## Supplied information

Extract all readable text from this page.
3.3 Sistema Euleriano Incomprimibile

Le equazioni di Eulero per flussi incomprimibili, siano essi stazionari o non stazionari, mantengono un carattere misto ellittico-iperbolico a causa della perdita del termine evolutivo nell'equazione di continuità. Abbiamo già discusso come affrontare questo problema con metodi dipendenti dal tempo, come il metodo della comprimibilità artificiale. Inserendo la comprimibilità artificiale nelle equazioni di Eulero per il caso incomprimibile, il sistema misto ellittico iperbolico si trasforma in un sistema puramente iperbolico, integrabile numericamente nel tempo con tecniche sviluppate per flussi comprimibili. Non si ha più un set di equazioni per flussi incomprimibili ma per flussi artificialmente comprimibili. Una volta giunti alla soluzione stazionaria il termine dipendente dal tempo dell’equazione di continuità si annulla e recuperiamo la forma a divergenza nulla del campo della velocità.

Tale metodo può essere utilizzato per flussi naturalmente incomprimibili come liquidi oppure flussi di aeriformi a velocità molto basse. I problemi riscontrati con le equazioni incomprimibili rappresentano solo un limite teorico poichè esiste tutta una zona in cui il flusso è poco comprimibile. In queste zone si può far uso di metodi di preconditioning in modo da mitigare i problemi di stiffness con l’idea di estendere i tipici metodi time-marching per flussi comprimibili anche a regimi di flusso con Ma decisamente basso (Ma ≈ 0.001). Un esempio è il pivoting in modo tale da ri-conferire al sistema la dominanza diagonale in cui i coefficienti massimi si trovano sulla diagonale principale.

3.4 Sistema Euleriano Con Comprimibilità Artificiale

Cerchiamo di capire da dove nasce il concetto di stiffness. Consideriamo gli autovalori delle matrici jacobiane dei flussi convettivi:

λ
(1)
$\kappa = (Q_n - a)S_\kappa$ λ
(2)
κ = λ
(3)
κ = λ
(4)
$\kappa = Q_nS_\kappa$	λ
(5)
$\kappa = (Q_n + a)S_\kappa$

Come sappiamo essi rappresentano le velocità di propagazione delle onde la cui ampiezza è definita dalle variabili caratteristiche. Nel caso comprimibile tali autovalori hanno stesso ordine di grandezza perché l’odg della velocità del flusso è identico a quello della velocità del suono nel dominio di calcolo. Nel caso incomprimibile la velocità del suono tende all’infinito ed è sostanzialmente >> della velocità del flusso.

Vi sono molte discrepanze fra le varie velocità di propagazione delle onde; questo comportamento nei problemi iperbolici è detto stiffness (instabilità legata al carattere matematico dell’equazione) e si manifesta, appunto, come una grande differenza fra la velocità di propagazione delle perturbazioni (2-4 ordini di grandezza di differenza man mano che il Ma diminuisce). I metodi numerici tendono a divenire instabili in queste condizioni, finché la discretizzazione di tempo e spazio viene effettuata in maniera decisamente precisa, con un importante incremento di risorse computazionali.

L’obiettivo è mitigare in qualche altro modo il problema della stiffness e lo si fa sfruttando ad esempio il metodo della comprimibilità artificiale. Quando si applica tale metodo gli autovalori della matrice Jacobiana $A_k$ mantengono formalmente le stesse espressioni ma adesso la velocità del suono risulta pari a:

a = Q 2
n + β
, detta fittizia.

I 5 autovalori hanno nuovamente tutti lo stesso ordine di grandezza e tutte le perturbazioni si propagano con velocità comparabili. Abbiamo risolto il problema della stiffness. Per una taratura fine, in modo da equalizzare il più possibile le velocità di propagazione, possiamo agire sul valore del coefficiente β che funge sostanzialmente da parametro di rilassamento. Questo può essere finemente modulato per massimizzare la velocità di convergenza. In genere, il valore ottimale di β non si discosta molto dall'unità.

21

## The problem
Repeat the material word for word, in full.

## Complete response
Extract all readable text from this page.
3.3 Sistema Euleriano Incomprimibile

Le equazioni di Eulero per flussi incomprimibili, siano essi stazionari o non stazionari, mantengono un carattere misto ellittico-iperbolico a causa della perdita del termine evolutivo nell'equazione di continuità. Abbiamo già discusso come affrontare questo problema con metodi dipendenti dal tempo, come il metodo della comprimibilità artificiale. Inserendo la comprimibilità artificiale nelle equazioni di Eulero per il caso incomprimibile, il sistema misto ellittico iperbolico si trasforma in un sistema puramente iperbolico, integrabile numericamente nel tempo con tecniche sviluppate per flussi comprimibili. Non si ha più un set di equazioni per flussi incomprimibili ma per flussi artificialmente comprimibili. Una volta giunti alla soluzione stazionaria il termine dipendente dal tempo dell’equazione di continuità si annulla e recuperiamo la forma a divergenza nulla del campo della velocità.

Tale metodo può essere utilizzato per flussi naturalmente incomprimibili come liquidi oppure flussi di aeriformi a velocità molto basse. I problemi riscontrati con le equazioni incomprimibili rappresentano solo un limite teorico poichè esiste tutta una zona in cui il flusso è poco comprimibile. In queste zone si può far uso di metodi di preconditioning in modo da mitigare i problemi di stiffness con l’idea di estendere i tipici metodi time-marching per flussi comprimibili anche a regimi di flusso con Ma decisamente basso (Ma ≈ 0.001). Un esempio è il pivoting in modo tale da ri-conferire al sistema la dominanza diagonale in cui i coefficienti massimi si trovano sulla diagonale principale.

3.4 Sistema Euleriano Con Comprimibilità Artificiale

Cerchiamo di capire da dove nasce il concetto di stiffness. Consideriamo gli autovalori delle matrici jacobiane dei flussi convettivi:

λ
(1)
$\kappa = (Q_n - a)S_\kappa$ λ
(2)
κ = λ
(3)
κ = λ
(4)
$\kappa = Q_nS_\kappa$	λ
(5)
$\kappa = (Q_n + a)S_\kappa$

Come sappiamo essi rappresentano le velocità di propagazione delle onde la cui ampiezza è definita dalle variabili caratteristiche. Nel caso comprimibile tali autovalori hanno stesso ordine di grandezza perché l’odg della velocità del flusso è identico a quello della velocità del suono nel dominio di calcolo. Nel caso incomprimibile la velocità del suono tende all’infinito ed è sostanzialmente >> della velocità del flusso.

Vi sono molte discrepanze fra le varie velocità di propagazione delle onde; questo comportamento nei problemi iperbolici è detto stiffness (instabilità legata al carattere matematico dell’equazione) e si manifesta, appunto, come una grande differenza fra la velocità di propagazione delle perturbazioni (2-4 ordini di grandezza di differenza man mano che il Ma diminuisce). I metodi numerici tendono a divenire instabili in queste condizioni, finché la discretizzazione di tempo e spazio viene effettuata in maniera decisamente precisa, con un importante incremento di risorse computazionali.

L’obiettivo è mitigare in qualche altro modo il problema della stiffness e lo si fa sfruttando ad esempio il metodo della comprimibilità artificiale. Quando si applica tale metodo gli autovalori della matrice Jacobiana $A_k$ mantengono formalmente le stesse espressioni ma adesso la velocità del suono risulta pari a:

a = Q 2
n + β
, detta fittizia.

I 5 autovalori hanno nuovamente tutti lo stesso ordine di grandezza e tutte le perturbazioni si propagano con velocità comparabili. Abbiamo risolto il problema della stiffness. Per una taratura fine, in modo da equalizzare il più possibile le velocità di propagazione, possiamo agire sul valore del coefficiente β che funge sostanzialmente da parametro di rilassamento. Questo può essere finemente modulato per massimizzare la velocità di convergenza. In genere, il valore ottimale di β non si discosta molto dall'unità.

21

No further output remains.